**YOUR INSTRUCTIONS**
Restate all the material verbatim, except for the pictures.
start
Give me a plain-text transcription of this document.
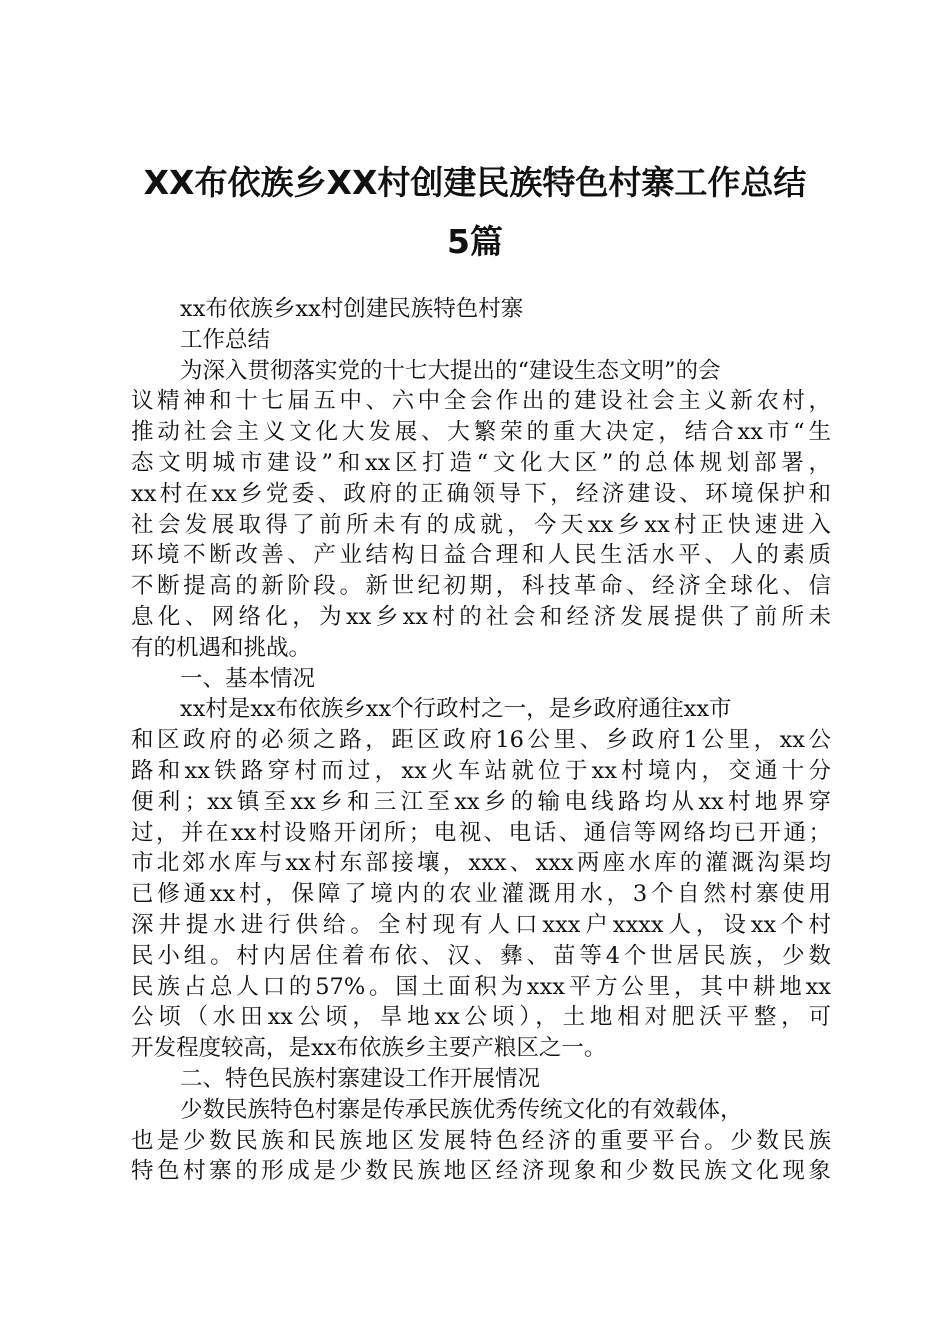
XX布依族乡XX村创建民族特色村寨工作总结
5篇
xx布依族乡xx村创建民族特色村寨
工作总结
为深入贯彻落实党的十七大提出的“建设生态文明”的会
议精神和十七届五中、六中全会作出的建设社会主义新农村，
推动社会主义文化大发展、大繁荣的重大决定，结合xx市“生
态文明城市建设”和xx区打造“文化大区”的总体规划部署，
xx村在xx乡党委、政府的正确领导下，经济建设、环境保护和
社会发展取得了前所未有的成就，今天xx乡xx村正快速进入
环境不断改善、产业结构日益合理和人民生活水平、人的素质
不断提高的新阶段。新世纪初期，科技革命、经济全球化、信
息化、网络化，为xx乡xx村的社会和经济发展提供了前所未
有的机遇和挑战。
一、基本情况
xx村是xx布依族乡xx个行政村之一，是乡政府通往xx市
和区政府的必须之路，距区政府16公里、乡政府1公里，xx公
路和xx铁路穿村而过，xx火车站就位于xx村境内，交通十分
便利；xx镇至xx乡和三江至xx乡的输电线路均从xx村地界穿
过，并在xx村设赂开闭所；电视、电话、通信等网络均已开通；
市北郊水库与xx村东部接壤，xxx、xxx两座水库的灌溉沟渠均
已修通xx村，保障了境内的农业灌溉用水，3个自然村寨使用
深井提水进行供给。全村现有人口xxx户xxxx人，设xx个村
民小组。村内居住着布依、汉、彝、苗等4个世居民族，少数
民族占总人口的57%。国土面积为xxx平方公里，其中耕地xx
公顷（水田xx公顷，旱地xx公顷），土地相对肥沃平整，可
开发程度较高，是xx布依族乡主要产粮区之一。
二、特色民族村寨建设工作开展情况
少数民族特色村寨是传承民族优秀传统文化的有效载体，
也是少数民族和民族地区发展特色经济的重要平台。少数民族
特色村寨的形成是少数民族地区经济现象和少数民族文化现象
end
**REPLY TO THE TASK**
Give me a plain-text transcription of this document.
XX布依族乡XX村创建民族特色村寨工作总结
5篇
xx布依族乡xx村创建民族特色村寨
工作总结
为深入贯彻落实党的十七大提出的“建设生态文明”的会
议精神和十七届五中、六中全会作出的建设社会主义新农村，
推动社会主义文化大发展、大繁荣的重大决定，结合xx市“生
态文明城市建设”和xx区打造“文化大区”的总体规划部署，
xx村在xx乡党委、政府的正确领导下，经济建设、环境保护和
社会发展取得了前所未有的成就，今天xx乡xx村正快速进入
环境不断改善、产业结构日益合理和人民生活水平、人的素质
不断提高的新阶段。新世纪初期，科技革命、经济全球化、信
息化、网络化，为xx乡xx村的社会和经济发展提供了前所未
有的机遇和挑战。
一、基本情况
xx村是xx布依族乡xx个行政村之一，是乡政府通往xx市
和区政府的必须之路，距区政府16公里、乡政府1公里，xx公
路和xx铁路穿村而过，xx火车站就位于xx村境内，交通十分
便利；xx镇至xx乡和三江至xx乡的输电线路均从xx村地界穿
过，并在xx村设赂开闭所；电视、电话、通信等网络均已开通；
市北郊水库与xx村东部接壤，xxx、xxx两座水库的灌溉沟渠均
已修通xx村，保障了境内的农业灌溉用水，3个自然村寨使用
深井提水进行供给。全村现有人口xxx户xxxx人，设xx个村
民小组。村内居住着布依、汉、彝、苗等4个世居民族，少数
民族占总人口的57%。国土面积为xxx平方公里，其中耕地xx
公顷（水田xx公顷，旱地xx公顷），土地相对肥沃平整，可
开发程度较高，是xx布依族乡主要产粮区之一。
二、特色民族村寨建设工作开展情况
少数民族特色村寨是传承民族优秀传统文化的有效载体，
也是少数民族和民族地区发展特色经济的重要平台。少数民族
特色村寨的形成是少数民族地区经济现象和少数民族文化现象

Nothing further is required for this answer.